> [Материал для упражнения]

⁂

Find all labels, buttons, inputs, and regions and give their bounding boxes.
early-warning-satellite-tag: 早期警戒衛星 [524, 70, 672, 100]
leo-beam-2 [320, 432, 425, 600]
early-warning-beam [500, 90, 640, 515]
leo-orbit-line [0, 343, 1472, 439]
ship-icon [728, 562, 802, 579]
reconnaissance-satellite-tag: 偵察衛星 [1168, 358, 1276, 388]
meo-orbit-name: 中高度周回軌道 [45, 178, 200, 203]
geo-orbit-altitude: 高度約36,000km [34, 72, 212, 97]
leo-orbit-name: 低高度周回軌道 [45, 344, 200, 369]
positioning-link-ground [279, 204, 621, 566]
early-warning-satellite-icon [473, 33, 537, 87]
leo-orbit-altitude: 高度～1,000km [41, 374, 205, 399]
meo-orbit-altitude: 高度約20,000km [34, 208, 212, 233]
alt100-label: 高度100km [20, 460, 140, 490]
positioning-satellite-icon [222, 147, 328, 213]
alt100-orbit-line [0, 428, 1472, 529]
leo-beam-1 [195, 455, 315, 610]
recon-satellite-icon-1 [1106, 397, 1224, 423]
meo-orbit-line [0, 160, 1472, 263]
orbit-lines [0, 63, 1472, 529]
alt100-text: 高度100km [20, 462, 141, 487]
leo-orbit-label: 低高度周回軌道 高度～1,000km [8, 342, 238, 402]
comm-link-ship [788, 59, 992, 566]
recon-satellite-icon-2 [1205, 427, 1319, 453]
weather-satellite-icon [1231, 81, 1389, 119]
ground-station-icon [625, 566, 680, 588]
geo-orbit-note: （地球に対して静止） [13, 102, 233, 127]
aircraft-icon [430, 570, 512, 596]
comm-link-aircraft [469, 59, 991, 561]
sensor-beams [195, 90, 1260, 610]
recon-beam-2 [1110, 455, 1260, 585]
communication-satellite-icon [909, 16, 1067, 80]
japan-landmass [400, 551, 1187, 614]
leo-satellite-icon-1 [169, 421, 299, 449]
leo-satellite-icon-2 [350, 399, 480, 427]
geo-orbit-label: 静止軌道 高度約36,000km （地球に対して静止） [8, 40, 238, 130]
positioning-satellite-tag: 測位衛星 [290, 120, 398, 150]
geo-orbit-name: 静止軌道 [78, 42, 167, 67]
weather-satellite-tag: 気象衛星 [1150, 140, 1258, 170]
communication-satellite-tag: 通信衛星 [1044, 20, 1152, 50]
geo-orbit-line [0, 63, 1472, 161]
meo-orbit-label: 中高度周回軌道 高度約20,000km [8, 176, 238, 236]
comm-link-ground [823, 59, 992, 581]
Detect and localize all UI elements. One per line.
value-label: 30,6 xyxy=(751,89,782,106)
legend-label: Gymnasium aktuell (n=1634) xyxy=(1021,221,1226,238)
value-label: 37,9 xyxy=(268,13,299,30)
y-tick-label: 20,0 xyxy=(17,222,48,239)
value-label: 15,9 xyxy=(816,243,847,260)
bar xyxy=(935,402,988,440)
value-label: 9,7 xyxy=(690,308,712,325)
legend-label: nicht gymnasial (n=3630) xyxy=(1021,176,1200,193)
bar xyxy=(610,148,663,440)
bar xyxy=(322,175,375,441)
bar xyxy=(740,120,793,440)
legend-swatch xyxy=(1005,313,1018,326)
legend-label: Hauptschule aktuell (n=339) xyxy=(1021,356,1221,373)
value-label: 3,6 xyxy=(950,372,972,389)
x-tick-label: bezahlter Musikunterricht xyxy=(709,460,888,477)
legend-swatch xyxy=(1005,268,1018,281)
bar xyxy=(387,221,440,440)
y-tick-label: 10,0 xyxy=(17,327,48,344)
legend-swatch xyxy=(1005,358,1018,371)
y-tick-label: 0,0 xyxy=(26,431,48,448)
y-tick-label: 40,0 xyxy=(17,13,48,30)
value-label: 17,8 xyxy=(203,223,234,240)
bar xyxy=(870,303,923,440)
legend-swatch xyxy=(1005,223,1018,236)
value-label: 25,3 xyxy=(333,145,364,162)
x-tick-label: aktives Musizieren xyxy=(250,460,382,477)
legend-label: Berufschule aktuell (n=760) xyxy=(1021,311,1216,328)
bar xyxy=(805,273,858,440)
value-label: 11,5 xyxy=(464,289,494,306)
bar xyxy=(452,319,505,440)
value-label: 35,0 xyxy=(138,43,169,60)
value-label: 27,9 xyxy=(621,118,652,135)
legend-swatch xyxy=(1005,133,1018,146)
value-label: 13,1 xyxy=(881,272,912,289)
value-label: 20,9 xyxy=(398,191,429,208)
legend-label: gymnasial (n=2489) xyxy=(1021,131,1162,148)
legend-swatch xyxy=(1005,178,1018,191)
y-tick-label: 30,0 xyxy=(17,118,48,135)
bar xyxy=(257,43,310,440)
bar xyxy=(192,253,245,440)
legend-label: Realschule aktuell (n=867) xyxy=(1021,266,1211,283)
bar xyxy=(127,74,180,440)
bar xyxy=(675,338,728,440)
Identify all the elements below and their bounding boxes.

⁂

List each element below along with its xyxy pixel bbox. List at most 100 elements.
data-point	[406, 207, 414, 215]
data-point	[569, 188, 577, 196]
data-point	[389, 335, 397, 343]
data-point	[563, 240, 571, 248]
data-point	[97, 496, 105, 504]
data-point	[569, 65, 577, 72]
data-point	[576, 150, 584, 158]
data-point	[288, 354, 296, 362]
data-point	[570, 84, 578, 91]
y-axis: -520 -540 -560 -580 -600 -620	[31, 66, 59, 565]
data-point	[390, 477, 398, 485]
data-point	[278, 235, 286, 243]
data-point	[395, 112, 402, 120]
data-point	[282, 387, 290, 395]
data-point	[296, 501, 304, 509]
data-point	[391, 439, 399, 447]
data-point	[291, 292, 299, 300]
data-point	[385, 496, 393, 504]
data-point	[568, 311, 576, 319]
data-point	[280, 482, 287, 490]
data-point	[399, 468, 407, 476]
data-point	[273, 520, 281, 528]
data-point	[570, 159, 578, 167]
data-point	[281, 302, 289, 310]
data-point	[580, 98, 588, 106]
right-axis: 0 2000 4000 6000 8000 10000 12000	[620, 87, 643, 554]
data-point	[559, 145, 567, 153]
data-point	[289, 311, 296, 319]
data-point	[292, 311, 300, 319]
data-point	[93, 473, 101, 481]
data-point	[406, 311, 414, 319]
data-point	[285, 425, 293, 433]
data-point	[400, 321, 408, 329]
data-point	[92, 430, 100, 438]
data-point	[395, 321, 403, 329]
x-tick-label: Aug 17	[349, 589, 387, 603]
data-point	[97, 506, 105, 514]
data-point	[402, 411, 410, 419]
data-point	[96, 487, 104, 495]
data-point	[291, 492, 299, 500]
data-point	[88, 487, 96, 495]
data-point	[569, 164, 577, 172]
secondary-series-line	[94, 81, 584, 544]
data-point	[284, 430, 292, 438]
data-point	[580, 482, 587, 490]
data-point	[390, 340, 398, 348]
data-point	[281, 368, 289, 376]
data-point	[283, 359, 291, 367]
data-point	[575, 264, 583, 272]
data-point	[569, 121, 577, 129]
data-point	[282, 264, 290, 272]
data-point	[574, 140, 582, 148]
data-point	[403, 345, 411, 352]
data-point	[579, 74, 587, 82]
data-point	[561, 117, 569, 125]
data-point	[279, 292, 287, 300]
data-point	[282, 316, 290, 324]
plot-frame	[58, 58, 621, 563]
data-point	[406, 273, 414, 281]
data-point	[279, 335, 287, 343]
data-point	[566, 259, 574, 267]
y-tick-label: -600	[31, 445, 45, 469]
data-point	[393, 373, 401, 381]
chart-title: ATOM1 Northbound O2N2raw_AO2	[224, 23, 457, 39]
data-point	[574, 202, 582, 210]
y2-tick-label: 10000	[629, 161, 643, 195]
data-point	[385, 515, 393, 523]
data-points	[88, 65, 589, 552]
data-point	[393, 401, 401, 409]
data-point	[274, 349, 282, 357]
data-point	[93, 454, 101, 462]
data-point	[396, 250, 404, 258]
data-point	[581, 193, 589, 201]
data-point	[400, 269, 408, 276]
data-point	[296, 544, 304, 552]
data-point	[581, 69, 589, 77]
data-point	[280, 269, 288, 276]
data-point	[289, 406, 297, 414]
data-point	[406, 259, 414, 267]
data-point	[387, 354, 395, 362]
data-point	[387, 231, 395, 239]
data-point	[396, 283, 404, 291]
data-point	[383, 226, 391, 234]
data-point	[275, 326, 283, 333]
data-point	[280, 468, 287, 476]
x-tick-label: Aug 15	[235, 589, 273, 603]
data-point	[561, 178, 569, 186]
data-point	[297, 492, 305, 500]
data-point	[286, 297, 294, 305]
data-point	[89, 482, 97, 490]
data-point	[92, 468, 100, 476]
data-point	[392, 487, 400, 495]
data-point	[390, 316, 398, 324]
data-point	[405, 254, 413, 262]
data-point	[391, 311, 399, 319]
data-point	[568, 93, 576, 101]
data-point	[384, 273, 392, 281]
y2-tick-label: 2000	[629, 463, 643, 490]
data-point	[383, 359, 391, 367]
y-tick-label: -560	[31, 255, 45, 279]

⁂

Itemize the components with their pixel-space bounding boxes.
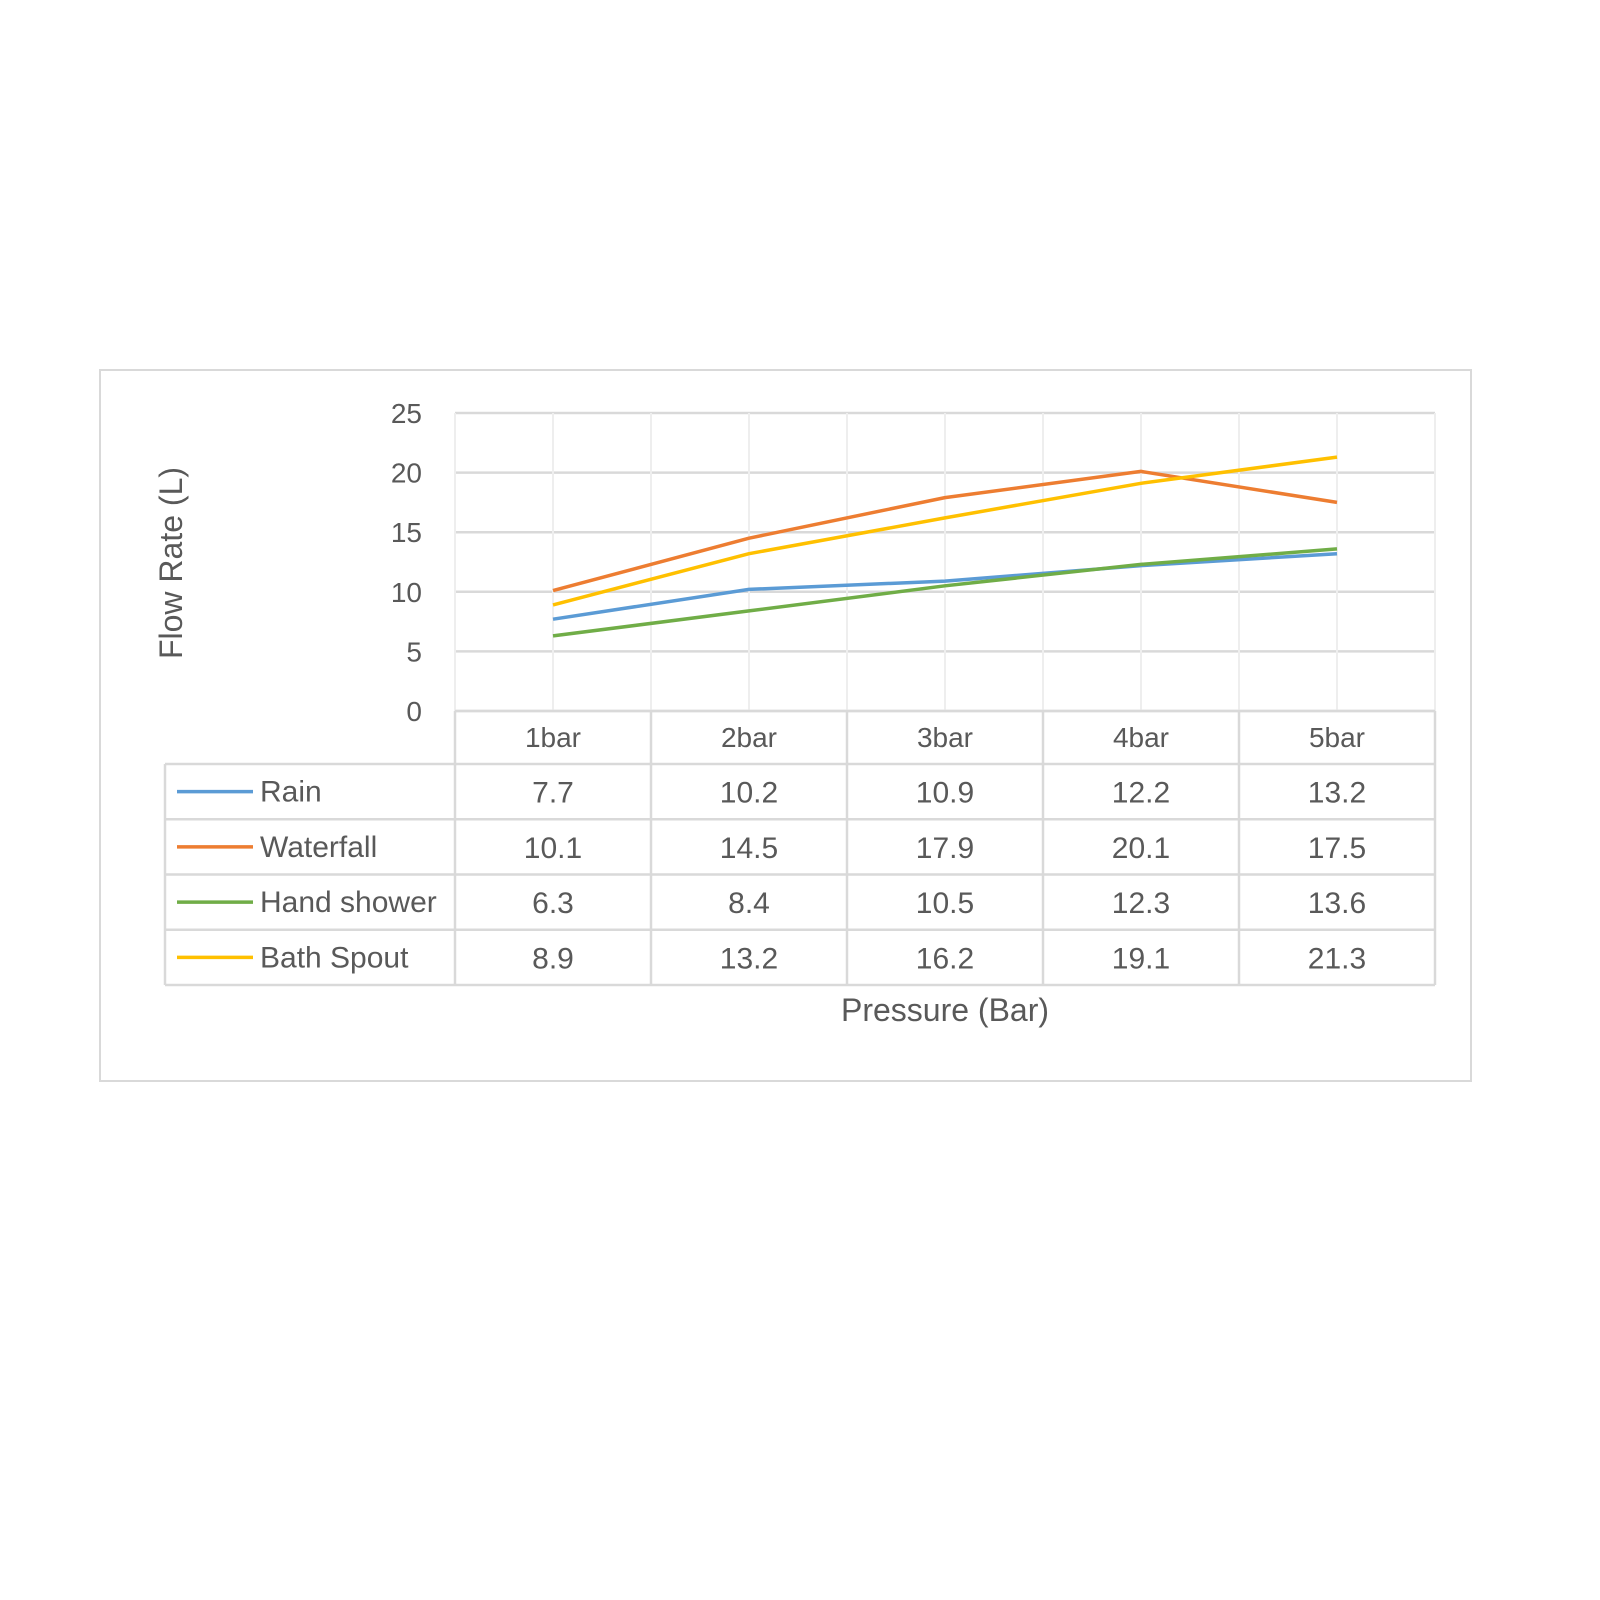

⁂

Перепишите фрагмент от строки с «Find all labels, buttons, inputs, and» до строки с «leo-orbit-name: 低高度周回軌道 [45, 344, 200, 369]» включительно и замените в нем «ship-icon» на «boat-icon». Остальное оставьте без изменений и ничего, кроме этих строк, не приводите.

Find all labels, buttons, inputs, and regions and give their bounding boxes.
early-warning-satellite-tag: 早期警戒衛星 [524, 70, 672, 100]
leo-beam-2 [320, 432, 425, 600]
early-warning-beam [500, 90, 640, 515]
leo-orbit-line [0, 343, 1472, 439]
boat-icon [728, 562, 802, 579]
reconnaissance-satellite-tag: 偵察衛星 [1168, 358, 1276, 388]
meo-orbit-name: 中高度周回軌道 [45, 178, 200, 203]
geo-orbit-altitude: 高度約36,000km [34, 72, 212, 97]
leo-orbit-name: 低高度周回軌道 [45, 344, 200, 369]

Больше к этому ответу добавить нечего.